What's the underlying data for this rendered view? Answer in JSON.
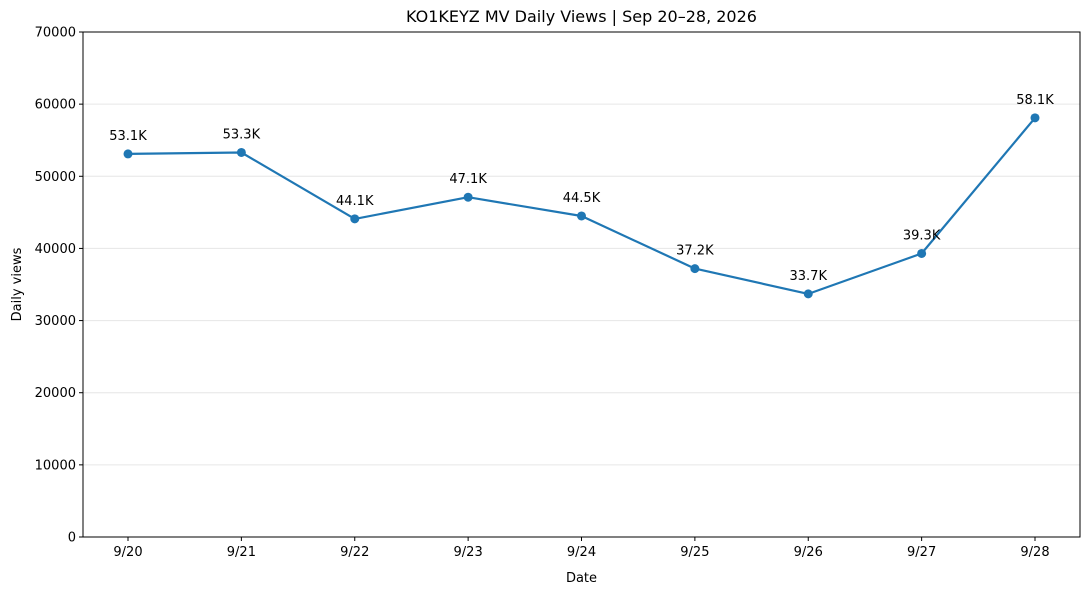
{
  "chart_data": {
    "type": "line",
    "title": "KO1KEYZ MV Daily Views | Sep 20–28, 2026",
    "xlabel": "Date",
    "ylabel": "Daily views",
    "categories": [
      "9/20",
      "9/21",
      "9/22",
      "9/23",
      "9/24",
      "9/25",
      "9/26",
      "9/27",
      "9/28"
    ],
    "series": [
      {
        "values": [
          53100,
          53300,
          44100,
          47100,
          44500,
          37200,
          33700,
          39300,
          58100
        ],
        "labels": [
          "53.1K",
          "53.3K",
          "44.1K",
          "47.1K",
          "44.5K",
          "37.2K",
          "33.7K",
          "39.3K",
          "58.1K"
        ],
        "color": "#1f77b4"
      }
    ],
    "ylim": [
      0,
      70000
    ],
    "yticks": [
      "0",
      "10000",
      "20000",
      "30000",
      "40000",
      "50000",
      "60000",
      "70000"
    ],
    "grid": "horizontal",
    "legend": "none"
  }
}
------------------------------------
EXERCISE DIRECTIONS: In your copy of the listing above, reproduce each line exactly and omit all pictures.

CORRECT RESPONSE:
What's the underlying data for this rendered view? Answer in JSON.
{
  "chart_data": {
    "type": "line",
    "title": "KO1KEYZ MV Daily Views | Sep 20–28, 2026",
    "xlabel": "Date",
    "ylabel": "Daily views",
    "categories": [
      "9/20",
      "9/21",
      "9/22",
      "9/23",
      "9/24",
      "9/25",
      "9/26",
      "9/27",
      "9/28"
    ],
    "series": [
      {
        "values": [
          53100,
          53300,
          44100,
          47100,
          44500,
          37200,
          33700,
          39300,
          58100
        ],
        "labels": [
          "53.1K",
          "53.3K",
          "44.1K",
          "47.1K",
          "44.5K",
          "37.2K",
          "33.7K",
          "39.3K",
          "58.1K"
        ],
        "color": "#1f77b4"
      }
    ],
    "ylim": [
      0,
      70000
    ],
    "yticks": [
      "0",
      "10000",
      "20000",
      "30000",
      "40000",
      "50000",
      "60000",
      "70000"
    ],
    "grid": "horizontal",
    "legend": "none"
  }
}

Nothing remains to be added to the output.